▸ AVAILABLE DATA:
◆ ◆ ◆ ◆ ◆
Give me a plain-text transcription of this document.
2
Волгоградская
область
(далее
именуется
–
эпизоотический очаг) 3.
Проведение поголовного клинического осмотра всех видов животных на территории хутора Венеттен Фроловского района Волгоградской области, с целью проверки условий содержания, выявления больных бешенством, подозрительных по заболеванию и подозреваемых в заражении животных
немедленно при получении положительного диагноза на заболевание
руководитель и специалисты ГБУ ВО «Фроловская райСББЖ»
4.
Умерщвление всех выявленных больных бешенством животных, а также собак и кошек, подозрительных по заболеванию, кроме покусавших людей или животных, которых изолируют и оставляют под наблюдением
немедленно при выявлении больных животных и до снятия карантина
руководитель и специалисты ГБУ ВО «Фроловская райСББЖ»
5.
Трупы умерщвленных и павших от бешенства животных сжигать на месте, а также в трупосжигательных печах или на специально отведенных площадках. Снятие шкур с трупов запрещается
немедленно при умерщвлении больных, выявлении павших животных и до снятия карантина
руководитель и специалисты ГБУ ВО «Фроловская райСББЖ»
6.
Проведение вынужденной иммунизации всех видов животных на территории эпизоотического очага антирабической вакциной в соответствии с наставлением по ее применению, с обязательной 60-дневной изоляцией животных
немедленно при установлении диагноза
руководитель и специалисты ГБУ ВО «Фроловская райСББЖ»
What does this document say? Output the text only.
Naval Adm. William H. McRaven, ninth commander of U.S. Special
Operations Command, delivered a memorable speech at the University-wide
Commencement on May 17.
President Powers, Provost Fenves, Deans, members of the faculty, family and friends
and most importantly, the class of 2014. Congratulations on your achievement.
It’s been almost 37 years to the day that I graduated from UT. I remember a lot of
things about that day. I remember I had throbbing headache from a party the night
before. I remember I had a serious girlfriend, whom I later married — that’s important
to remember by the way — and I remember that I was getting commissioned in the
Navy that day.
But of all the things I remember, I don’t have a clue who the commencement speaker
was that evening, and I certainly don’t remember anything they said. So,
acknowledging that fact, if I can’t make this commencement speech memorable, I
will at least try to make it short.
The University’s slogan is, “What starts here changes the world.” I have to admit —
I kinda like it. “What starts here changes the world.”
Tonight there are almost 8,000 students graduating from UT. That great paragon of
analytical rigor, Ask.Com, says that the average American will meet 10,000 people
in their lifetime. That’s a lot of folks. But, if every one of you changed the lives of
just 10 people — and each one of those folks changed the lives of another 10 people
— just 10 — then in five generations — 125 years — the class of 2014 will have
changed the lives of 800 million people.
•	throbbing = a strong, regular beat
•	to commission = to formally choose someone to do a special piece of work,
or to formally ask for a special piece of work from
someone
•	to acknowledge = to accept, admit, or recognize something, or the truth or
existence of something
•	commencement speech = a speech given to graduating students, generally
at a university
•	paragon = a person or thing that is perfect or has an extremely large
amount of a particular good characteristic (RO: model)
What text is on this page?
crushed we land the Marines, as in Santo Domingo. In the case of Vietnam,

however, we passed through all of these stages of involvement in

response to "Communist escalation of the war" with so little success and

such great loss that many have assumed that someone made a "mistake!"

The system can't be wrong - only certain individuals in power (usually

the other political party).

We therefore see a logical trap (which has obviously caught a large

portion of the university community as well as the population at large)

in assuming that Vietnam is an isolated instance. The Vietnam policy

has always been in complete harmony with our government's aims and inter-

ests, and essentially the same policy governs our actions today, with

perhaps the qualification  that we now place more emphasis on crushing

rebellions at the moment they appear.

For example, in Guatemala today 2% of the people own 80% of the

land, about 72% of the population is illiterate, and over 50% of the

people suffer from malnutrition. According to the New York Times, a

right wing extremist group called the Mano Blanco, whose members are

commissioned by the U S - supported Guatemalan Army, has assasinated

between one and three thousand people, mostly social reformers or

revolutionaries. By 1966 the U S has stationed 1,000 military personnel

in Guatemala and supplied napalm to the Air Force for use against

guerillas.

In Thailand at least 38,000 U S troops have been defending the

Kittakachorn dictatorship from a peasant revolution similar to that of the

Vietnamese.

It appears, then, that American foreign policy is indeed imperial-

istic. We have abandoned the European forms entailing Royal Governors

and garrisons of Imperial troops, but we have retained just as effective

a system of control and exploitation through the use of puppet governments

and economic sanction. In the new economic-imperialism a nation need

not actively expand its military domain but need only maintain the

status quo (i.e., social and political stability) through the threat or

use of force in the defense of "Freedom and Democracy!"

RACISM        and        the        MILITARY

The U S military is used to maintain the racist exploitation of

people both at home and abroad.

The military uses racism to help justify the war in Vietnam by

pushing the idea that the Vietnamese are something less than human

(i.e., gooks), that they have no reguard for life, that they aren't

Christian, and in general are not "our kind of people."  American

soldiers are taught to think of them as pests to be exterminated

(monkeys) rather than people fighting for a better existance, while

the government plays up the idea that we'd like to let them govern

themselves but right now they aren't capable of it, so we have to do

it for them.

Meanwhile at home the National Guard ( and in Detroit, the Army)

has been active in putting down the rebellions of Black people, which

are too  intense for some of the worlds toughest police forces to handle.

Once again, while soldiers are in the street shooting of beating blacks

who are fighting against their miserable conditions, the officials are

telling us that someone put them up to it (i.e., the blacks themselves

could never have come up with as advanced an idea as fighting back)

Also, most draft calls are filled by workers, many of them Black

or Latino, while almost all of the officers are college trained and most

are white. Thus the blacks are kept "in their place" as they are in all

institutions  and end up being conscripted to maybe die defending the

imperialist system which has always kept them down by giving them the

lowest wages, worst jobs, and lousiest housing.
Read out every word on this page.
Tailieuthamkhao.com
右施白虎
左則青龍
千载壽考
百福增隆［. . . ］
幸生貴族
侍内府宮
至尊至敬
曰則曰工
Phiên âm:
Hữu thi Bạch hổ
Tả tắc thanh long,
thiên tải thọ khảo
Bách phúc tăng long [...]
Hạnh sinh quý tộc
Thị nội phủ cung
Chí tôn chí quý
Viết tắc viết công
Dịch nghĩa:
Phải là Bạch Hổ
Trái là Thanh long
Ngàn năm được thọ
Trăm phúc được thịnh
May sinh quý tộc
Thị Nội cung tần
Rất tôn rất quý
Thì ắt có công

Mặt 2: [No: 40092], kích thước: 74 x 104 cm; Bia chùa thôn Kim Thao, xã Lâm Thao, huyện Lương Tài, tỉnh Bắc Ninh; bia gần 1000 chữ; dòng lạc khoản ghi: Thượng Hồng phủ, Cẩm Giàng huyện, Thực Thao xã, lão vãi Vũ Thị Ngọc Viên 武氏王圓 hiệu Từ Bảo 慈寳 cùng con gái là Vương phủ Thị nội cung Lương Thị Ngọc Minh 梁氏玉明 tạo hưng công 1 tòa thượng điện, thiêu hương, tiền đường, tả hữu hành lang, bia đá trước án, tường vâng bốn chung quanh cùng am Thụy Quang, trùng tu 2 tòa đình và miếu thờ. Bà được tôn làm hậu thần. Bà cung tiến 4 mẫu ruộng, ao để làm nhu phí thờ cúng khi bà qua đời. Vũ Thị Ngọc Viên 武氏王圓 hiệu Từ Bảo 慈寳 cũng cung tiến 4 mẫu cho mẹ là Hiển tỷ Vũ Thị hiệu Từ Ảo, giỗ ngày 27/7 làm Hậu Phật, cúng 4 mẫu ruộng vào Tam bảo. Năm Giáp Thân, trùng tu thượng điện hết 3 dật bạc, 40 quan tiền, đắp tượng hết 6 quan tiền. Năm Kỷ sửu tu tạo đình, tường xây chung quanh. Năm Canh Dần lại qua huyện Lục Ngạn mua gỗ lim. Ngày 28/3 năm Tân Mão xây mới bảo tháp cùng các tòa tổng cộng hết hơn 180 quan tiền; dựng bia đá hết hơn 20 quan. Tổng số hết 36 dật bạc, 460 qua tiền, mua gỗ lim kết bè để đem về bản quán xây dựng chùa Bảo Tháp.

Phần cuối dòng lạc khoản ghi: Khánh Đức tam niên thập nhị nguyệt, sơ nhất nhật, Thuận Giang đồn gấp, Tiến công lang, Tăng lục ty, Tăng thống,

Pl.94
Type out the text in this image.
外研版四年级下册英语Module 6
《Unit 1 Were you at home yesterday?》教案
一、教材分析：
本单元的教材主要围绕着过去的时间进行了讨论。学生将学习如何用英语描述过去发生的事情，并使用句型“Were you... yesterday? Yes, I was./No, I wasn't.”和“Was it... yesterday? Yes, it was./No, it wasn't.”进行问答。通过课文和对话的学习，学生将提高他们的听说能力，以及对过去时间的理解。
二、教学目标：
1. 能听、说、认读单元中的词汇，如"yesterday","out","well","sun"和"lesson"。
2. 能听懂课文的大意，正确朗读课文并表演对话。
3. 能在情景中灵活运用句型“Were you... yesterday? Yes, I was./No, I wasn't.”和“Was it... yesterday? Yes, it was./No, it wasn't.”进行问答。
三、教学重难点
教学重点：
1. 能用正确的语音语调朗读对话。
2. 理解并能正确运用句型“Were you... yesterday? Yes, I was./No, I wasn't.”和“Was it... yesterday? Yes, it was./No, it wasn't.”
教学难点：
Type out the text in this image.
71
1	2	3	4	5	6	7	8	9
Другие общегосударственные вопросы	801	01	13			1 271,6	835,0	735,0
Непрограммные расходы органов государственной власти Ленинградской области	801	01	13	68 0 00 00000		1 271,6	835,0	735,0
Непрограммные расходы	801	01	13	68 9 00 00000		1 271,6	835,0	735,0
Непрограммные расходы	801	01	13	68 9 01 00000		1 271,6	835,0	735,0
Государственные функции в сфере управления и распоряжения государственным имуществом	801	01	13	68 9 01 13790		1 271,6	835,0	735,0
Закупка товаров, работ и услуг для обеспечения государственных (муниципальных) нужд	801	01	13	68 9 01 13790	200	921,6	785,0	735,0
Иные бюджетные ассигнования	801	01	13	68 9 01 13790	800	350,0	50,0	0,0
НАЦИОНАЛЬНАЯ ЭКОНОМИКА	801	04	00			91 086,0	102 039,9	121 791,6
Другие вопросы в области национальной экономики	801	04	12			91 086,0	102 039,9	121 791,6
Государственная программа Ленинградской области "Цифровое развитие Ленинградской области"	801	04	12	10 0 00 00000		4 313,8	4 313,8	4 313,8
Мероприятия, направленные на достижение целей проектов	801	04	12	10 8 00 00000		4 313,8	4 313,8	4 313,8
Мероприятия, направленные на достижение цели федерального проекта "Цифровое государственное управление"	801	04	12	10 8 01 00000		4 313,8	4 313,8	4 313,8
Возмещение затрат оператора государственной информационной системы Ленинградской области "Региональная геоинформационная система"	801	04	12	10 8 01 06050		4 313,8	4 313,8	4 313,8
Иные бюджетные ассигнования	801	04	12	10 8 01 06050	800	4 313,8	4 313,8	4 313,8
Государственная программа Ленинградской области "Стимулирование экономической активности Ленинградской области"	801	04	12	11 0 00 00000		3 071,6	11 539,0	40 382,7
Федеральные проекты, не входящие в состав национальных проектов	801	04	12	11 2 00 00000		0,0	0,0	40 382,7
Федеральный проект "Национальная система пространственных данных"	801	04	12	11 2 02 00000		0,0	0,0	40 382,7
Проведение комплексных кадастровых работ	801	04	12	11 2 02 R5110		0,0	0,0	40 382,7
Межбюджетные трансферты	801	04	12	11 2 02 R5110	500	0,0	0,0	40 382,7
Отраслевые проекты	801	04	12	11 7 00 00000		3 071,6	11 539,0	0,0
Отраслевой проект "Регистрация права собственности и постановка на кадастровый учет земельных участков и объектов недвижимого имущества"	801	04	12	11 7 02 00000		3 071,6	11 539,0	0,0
◆ ◆ ◆ ◆ ◆
▸ EXERCISE BRIEF: From the entries above, pull out each line that includes "home".

▸ OUTPUT OF THE EXERCISE:
people both at home and abroad.
Meanwhile at home the National Guard ( and in Detroit, the Army)
《Unit 1 Were you at home yesterday?》教案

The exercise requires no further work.